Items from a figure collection
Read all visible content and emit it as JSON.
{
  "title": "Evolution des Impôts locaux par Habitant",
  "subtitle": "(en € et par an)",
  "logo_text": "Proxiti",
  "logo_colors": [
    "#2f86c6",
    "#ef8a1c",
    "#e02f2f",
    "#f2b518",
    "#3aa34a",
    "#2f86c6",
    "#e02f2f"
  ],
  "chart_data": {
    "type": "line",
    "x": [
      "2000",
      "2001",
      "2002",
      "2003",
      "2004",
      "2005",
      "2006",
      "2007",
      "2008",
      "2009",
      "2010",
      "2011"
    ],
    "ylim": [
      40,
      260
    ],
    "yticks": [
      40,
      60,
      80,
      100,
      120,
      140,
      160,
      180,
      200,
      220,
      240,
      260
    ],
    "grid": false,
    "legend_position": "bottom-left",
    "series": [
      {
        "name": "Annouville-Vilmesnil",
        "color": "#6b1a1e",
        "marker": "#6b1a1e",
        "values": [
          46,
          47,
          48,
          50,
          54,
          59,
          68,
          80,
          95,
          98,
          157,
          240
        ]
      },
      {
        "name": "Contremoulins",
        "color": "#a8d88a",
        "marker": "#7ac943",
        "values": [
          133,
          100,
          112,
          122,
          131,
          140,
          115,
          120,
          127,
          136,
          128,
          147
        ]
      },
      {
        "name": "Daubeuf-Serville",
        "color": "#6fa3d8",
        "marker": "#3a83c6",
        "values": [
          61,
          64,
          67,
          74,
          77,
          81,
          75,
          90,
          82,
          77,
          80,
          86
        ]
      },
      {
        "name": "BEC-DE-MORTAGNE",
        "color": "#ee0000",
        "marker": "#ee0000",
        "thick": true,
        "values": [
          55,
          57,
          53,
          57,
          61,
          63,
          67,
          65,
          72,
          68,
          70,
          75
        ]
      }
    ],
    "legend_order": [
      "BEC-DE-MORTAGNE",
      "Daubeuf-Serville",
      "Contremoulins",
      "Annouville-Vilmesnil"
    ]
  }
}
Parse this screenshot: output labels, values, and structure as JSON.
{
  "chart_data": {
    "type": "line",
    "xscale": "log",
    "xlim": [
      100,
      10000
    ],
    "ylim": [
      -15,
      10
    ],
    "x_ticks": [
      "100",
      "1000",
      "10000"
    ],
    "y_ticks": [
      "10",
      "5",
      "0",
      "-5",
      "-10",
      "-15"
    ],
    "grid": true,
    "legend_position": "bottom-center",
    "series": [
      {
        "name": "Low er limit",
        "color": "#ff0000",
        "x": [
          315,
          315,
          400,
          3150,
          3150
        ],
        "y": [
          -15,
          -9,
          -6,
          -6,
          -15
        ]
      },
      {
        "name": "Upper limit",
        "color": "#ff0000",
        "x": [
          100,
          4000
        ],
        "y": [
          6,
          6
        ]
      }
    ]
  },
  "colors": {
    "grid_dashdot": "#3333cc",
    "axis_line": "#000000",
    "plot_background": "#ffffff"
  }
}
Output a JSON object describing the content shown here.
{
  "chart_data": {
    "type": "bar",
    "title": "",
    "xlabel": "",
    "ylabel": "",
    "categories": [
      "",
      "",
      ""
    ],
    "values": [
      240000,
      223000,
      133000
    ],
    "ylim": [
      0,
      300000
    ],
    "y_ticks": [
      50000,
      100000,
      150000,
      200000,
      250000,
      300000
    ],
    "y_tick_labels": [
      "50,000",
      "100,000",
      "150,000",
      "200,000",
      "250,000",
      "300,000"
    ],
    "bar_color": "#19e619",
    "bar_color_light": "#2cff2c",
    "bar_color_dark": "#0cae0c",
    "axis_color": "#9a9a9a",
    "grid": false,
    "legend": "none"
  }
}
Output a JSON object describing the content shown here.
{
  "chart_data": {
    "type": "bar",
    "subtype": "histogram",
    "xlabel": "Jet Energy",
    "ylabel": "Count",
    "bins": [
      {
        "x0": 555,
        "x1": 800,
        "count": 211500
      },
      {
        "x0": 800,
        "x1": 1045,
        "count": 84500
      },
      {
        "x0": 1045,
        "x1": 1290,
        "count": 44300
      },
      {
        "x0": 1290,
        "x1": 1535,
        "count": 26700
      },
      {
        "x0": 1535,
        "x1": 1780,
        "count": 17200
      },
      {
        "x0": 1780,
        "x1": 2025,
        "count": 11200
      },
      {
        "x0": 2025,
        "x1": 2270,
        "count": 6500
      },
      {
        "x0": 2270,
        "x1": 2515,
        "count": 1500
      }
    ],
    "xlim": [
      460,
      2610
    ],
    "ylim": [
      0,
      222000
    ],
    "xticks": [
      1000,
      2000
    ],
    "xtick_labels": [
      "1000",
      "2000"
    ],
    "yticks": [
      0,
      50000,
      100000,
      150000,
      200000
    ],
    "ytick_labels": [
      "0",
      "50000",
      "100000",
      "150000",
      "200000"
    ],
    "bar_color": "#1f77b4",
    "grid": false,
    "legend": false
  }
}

__WRITTEN INSTRUCTION__:
Show every line of the records above that contains the word "Daubeuf".

__THE REPLY__:
        "name": "Daubeuf-Serville",
      "Daubeuf-Serville",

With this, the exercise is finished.